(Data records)
# # # # #
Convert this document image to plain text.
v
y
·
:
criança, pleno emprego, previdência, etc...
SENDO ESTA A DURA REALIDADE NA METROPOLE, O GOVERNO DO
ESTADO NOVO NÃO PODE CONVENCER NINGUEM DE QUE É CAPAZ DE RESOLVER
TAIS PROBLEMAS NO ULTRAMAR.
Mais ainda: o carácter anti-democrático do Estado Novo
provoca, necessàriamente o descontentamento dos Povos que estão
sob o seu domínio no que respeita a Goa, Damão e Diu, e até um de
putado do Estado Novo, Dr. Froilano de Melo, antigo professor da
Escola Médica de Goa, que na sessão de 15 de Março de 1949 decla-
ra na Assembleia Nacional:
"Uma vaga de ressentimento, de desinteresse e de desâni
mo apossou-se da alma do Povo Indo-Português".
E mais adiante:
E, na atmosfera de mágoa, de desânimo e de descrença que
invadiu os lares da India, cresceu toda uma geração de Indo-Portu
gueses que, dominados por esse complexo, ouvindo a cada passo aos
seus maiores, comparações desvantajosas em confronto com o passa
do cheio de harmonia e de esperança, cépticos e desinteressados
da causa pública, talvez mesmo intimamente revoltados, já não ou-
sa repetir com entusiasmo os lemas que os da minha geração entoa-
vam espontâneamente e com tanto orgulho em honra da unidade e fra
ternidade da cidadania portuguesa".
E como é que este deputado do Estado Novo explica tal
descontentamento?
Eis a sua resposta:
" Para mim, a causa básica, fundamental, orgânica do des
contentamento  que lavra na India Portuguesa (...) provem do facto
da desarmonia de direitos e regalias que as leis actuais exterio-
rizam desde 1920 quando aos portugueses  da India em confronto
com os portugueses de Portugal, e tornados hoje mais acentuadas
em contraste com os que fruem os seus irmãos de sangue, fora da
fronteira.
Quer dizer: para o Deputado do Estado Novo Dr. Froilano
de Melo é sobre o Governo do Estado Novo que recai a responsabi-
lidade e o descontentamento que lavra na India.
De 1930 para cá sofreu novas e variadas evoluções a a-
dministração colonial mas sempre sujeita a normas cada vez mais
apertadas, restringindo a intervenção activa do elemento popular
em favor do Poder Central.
# # # # #
- **The task**: Extract each line of the listing above, copying it word for word.

- **Output of the exercise**:
Convert this document image to plain text.
v
y
·
:
criança, pleno emprego, previdência, etc...
SENDO ESTA A DURA REALIDADE NA METROPOLE, O GOVERNO DO
ESTADO NOVO NÃO PODE CONVENCER NINGUEM DE QUE É CAPAZ DE RESOLVER
TAIS PROBLEMAS NO ULTRAMAR.
Mais ainda: o carácter anti-democrático do Estado Novo
provoca, necessàriamente o descontentamento dos Povos que estão
sob o seu domínio no que respeita a Goa, Damão e Diu, e até um de
putado do Estado Novo, Dr. Froilano de Melo, antigo professor da
Escola Médica de Goa, que na sessão de 15 de Março de 1949 decla-
ra na Assembleia Nacional:
"Uma vaga de ressentimento, de desinteresse e de desâni
mo apossou-se da alma do Povo Indo-Português".
E mais adiante:
E, na atmosfera de mágoa, de desânimo e de descrença que
invadiu os lares da India, cresceu toda uma geração de Indo-Portu
gueses que, dominados por esse complexo, ouvindo a cada passo aos
seus maiores, comparações desvantajosas em confronto com o passa
do cheio de harmonia e de esperança, cépticos e desinteressados
da causa pública, talvez mesmo intimamente revoltados, já não ou-
sa repetir com entusiasmo os lemas que os da minha geração entoa-
vam espontâneamente e com tanto orgulho em honra da unidade e fra
ternidade da cidadania portuguesa".
E como é que este deputado do Estado Novo explica tal
descontentamento?
Eis a sua resposta:
" Para mim, a causa básica, fundamental, orgânica do des
contentamento  que lavra na India Portuguesa (...) provem do facto
da desarmonia de direitos e regalias que as leis actuais exterio-
rizam desde 1920 quando aos portugueses  da India em confronto
com os portugueses de Portugal, e tornados hoje mais acentuadas
em contraste com os que fruem os seus irmãos de sangue, fora da
fronteira.
Quer dizer: para o Deputado do Estado Novo Dr. Froilano
de Melo é sobre o Governo do Estado Novo que recai a responsabi-
lidade e o descontentamento que lavra na India.
De 1930 para cá sofreu novas e variadas evoluções a a-
dministração colonial mas sempre sujeita a normas cada vez mais
apertadas, restringindo a intervenção activa do elemento popular
em favor do Poder Central.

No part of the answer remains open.